What is needed: Copy out, exactly as written, only the line containing "Enumerate this screenshot's" and the lines after it through the end of the records.

Collected data entries
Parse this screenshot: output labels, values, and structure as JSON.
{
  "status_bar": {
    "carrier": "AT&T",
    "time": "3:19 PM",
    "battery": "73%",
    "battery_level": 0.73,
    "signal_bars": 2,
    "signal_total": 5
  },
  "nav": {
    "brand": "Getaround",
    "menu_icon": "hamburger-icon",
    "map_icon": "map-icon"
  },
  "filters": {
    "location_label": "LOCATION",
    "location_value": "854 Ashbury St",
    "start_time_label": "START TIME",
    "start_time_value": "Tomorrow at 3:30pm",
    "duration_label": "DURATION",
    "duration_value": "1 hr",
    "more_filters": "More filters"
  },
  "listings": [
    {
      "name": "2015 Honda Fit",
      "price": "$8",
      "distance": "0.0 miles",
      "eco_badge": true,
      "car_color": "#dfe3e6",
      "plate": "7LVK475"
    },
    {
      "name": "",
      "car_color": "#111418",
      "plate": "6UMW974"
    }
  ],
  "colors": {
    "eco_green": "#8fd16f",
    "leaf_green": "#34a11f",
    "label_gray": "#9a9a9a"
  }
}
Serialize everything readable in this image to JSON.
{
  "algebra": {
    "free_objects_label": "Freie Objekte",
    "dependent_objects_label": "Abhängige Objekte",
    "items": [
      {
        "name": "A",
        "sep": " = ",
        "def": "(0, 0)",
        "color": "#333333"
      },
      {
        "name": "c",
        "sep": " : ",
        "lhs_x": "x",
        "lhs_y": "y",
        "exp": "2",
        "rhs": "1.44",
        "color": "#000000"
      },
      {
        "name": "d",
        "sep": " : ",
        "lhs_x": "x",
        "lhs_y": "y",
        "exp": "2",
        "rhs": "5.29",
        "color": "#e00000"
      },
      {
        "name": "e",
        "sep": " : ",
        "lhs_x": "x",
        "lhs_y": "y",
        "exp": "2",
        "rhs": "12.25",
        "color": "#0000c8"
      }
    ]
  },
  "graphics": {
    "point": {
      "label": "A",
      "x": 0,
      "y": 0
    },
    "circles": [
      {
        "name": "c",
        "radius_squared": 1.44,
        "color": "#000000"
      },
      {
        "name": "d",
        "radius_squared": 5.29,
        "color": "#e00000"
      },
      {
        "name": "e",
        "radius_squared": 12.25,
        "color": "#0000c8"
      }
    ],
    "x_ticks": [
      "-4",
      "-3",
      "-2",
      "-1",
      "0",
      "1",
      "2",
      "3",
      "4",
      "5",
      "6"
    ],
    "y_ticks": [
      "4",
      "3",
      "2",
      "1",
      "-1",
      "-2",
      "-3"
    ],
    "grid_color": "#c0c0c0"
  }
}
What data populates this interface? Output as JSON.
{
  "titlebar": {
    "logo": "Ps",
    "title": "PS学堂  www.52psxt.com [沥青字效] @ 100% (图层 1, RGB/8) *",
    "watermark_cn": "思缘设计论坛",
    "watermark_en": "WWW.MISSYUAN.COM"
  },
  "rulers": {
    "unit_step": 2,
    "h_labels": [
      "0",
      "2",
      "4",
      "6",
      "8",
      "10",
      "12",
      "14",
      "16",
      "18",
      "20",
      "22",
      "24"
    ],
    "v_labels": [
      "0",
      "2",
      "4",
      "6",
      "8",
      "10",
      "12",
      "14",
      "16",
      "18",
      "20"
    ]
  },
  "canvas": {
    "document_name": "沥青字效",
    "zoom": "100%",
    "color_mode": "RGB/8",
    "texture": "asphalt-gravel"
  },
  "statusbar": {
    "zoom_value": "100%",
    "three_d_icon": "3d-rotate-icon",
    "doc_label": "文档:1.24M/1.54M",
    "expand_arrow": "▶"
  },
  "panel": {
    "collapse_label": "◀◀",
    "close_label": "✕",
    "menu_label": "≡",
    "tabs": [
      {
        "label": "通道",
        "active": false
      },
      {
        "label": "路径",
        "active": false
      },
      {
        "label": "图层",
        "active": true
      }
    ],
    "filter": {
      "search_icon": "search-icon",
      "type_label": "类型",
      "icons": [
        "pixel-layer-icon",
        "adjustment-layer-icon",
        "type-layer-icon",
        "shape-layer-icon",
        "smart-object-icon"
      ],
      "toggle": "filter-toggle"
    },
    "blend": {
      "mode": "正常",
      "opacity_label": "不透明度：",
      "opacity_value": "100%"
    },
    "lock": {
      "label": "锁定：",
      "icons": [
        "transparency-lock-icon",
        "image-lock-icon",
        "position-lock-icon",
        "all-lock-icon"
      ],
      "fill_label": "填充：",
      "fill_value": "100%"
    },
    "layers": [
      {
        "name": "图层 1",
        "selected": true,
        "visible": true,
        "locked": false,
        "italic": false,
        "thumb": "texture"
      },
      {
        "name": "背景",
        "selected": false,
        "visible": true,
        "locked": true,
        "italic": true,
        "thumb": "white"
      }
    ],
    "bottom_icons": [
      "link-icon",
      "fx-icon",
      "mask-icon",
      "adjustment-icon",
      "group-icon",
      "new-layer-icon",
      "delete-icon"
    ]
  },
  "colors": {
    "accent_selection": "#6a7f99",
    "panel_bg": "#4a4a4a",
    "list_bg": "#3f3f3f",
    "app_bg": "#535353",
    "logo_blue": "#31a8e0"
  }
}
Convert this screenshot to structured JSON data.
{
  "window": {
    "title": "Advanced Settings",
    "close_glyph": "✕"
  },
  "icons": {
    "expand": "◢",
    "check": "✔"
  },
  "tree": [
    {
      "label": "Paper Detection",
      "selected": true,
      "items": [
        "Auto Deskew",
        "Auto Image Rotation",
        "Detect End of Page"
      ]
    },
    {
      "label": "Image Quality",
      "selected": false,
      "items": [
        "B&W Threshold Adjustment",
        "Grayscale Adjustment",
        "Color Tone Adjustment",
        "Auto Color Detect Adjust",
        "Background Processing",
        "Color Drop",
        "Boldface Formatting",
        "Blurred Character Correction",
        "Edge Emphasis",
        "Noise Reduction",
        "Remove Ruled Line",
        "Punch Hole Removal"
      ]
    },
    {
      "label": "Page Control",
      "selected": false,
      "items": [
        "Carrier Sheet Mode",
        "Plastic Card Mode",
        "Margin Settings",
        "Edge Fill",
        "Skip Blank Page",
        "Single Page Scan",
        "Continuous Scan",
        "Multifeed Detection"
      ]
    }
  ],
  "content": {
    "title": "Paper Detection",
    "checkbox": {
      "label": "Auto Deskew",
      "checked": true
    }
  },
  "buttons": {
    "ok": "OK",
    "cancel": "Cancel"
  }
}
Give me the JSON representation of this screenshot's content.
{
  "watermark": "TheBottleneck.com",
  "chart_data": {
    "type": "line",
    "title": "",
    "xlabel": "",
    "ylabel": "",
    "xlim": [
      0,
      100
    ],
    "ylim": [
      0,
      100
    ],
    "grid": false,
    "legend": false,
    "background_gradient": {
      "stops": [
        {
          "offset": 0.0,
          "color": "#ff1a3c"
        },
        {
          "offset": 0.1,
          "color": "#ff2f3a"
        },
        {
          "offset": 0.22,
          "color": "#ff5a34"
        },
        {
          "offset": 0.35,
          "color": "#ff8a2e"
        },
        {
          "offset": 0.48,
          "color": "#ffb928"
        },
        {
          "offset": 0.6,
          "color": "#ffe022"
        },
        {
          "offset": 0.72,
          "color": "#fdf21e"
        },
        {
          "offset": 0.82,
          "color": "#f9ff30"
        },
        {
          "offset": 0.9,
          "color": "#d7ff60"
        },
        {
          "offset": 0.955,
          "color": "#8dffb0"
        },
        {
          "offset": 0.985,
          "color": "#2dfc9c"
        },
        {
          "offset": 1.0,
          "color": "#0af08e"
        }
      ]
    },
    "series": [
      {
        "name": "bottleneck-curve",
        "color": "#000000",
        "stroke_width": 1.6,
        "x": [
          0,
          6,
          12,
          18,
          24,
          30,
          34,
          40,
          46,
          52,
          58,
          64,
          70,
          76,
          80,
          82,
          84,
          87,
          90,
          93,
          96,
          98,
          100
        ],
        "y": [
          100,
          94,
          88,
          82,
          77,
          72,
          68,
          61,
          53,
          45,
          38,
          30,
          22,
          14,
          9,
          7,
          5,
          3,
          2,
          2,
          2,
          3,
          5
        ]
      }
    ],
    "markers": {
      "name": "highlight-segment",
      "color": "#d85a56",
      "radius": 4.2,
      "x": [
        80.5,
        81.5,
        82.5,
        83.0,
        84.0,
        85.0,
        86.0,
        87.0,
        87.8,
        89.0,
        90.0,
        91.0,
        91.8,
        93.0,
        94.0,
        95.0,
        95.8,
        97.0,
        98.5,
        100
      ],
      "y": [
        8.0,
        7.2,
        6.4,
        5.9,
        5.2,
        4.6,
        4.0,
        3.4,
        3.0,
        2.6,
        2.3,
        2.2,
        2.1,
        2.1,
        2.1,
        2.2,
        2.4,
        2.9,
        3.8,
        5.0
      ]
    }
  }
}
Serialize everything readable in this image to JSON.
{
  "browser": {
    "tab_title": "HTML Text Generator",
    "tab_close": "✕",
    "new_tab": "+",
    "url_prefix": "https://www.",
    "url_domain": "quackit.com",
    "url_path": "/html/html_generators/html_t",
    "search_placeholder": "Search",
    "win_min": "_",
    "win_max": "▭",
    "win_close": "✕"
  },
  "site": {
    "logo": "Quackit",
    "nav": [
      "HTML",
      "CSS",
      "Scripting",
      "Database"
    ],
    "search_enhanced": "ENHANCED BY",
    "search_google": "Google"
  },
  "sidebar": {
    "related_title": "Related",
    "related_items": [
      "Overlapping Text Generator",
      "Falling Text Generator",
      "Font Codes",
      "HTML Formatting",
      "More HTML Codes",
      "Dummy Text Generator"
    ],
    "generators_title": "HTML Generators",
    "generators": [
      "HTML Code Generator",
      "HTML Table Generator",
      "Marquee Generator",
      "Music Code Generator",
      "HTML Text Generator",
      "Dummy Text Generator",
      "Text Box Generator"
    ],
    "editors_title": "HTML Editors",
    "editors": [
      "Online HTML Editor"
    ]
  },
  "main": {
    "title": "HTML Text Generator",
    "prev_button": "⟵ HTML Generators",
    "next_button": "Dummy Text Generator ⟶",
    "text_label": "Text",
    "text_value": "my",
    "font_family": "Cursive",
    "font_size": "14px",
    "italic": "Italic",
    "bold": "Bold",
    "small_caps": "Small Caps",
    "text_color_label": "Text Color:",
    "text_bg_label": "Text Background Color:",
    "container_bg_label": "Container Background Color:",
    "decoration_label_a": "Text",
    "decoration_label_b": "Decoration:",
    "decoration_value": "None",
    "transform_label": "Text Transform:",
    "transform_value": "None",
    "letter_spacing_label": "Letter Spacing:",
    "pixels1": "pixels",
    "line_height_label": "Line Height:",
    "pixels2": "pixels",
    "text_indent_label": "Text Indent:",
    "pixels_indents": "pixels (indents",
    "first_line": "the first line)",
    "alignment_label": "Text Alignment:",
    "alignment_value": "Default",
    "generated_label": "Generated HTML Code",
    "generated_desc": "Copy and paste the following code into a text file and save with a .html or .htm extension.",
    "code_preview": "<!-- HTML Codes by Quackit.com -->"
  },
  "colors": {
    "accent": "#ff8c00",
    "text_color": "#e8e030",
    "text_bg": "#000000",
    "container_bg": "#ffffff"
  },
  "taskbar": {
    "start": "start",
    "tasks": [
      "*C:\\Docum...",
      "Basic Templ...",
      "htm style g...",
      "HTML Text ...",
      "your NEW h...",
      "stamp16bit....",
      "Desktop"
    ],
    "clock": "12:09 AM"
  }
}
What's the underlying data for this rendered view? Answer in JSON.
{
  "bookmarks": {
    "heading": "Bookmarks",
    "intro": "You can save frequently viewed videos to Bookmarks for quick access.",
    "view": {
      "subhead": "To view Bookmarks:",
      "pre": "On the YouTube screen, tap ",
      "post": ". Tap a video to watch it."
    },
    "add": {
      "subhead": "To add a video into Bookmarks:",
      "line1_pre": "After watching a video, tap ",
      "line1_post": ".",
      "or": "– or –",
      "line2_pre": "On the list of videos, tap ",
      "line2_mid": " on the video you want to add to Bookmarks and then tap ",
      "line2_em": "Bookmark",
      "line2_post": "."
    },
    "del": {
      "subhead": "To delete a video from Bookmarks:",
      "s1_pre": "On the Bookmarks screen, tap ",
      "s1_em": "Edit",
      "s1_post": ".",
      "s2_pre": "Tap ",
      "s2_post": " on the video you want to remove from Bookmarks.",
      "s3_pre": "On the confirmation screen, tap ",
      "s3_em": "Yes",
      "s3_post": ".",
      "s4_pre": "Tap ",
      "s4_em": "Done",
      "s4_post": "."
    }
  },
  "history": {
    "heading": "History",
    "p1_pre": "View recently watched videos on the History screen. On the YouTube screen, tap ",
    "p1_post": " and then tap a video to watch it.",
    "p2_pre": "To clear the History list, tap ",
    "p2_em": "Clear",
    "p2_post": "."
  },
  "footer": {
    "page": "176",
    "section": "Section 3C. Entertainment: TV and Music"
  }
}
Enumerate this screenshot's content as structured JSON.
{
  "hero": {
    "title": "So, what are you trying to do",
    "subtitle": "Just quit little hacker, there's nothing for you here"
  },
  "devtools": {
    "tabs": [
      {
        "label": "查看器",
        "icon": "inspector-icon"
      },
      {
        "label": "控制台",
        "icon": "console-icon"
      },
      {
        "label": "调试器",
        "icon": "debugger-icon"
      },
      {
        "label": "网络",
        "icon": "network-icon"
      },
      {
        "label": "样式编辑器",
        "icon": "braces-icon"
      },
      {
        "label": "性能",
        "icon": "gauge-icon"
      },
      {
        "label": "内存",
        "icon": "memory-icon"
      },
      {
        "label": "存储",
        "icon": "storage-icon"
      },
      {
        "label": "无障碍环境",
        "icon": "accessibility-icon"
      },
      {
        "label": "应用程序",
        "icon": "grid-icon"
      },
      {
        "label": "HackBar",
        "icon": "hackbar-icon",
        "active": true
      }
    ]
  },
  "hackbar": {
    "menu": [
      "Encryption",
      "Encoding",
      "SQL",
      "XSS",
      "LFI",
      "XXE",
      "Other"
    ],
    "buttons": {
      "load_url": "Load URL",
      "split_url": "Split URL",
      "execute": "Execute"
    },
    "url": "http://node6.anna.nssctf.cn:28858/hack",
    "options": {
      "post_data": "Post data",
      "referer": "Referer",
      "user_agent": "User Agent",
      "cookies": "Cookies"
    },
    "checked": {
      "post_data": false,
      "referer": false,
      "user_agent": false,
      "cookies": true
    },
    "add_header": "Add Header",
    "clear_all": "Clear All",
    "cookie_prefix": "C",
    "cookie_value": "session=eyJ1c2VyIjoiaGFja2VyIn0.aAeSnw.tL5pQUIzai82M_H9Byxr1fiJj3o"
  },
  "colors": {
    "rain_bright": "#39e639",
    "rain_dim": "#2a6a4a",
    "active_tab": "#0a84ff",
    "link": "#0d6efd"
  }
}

Result for this exercise:
Enumerate this screenshot's content as structured JSON.
{
  "hero": {
    "title": "So, what are you trying to do",
    "subtitle": "Just quit little hacker, there's nothing for you here"
  },
  "devtools": {
    "tabs": [
      {
        "label": "查看器",
        "icon": "inspector-icon"
      },
      {
        "label": "控制台",
        "icon": "console-icon"
      },
      {
        "label": "调试器",
        "icon": "debugger-icon"
      },
      {
        "label": "网络",
        "icon": "network-icon"
      },
      {
        "label": "样式编辑器",
        "icon": "braces-icon"
      },
      {
        "label": "性能",
        "icon": "gauge-icon"
      },
      {
        "label": "内存",
        "icon": "memory-icon"
      },
      {
        "label": "存储",
        "icon": "storage-icon"
      },
      {
        "label": "无障碍环境",
        "icon": "accessibility-icon"
      },
      {
        "label": "应用程序",
        "icon": "grid-icon"
      },
      {
        "label": "HackBar",
        "icon": "hackbar-icon",
        "active": true
      }
    ]
  },
  "hackbar": {
    "menu": [
      "Encryption",
      "Encoding",
      "SQL",
      "XSS",
      "LFI",
      "XXE",
      "Other"
    ],
    "buttons": {
      "load_url": "Load URL",
      "split_url": "Split URL",
      "execute": "Execute"
    },
    "url": "http://node6.anna.nssctf.cn:28858/hack",
    "options": {
      "post_data": "Post data",
      "referer": "Referer",
      "user_agent": "User Agent",
      "cookies": "Cookies"
    },
    "checked": {
      "post_data": false,
      "referer": false,
      "user_agent": false,
      "cookies": true
    },
    "add_header": "Add Header",
    "clear_all": "Clear All",
    "cookie_prefix": "C",
    "cookie_value": "session=eyJ1c2VyIjoiaGFja2VyIn0.aAeSnw.tL5pQUIzai82M_H9Byxr1fiJj3o"
  },
  "colors": {
    "rain_bright": "#39e639",
    "rain_dim": "#2a6a4a",
    "active_tab": "#0a84ff",
    "link": "#0d6efd"
  }
}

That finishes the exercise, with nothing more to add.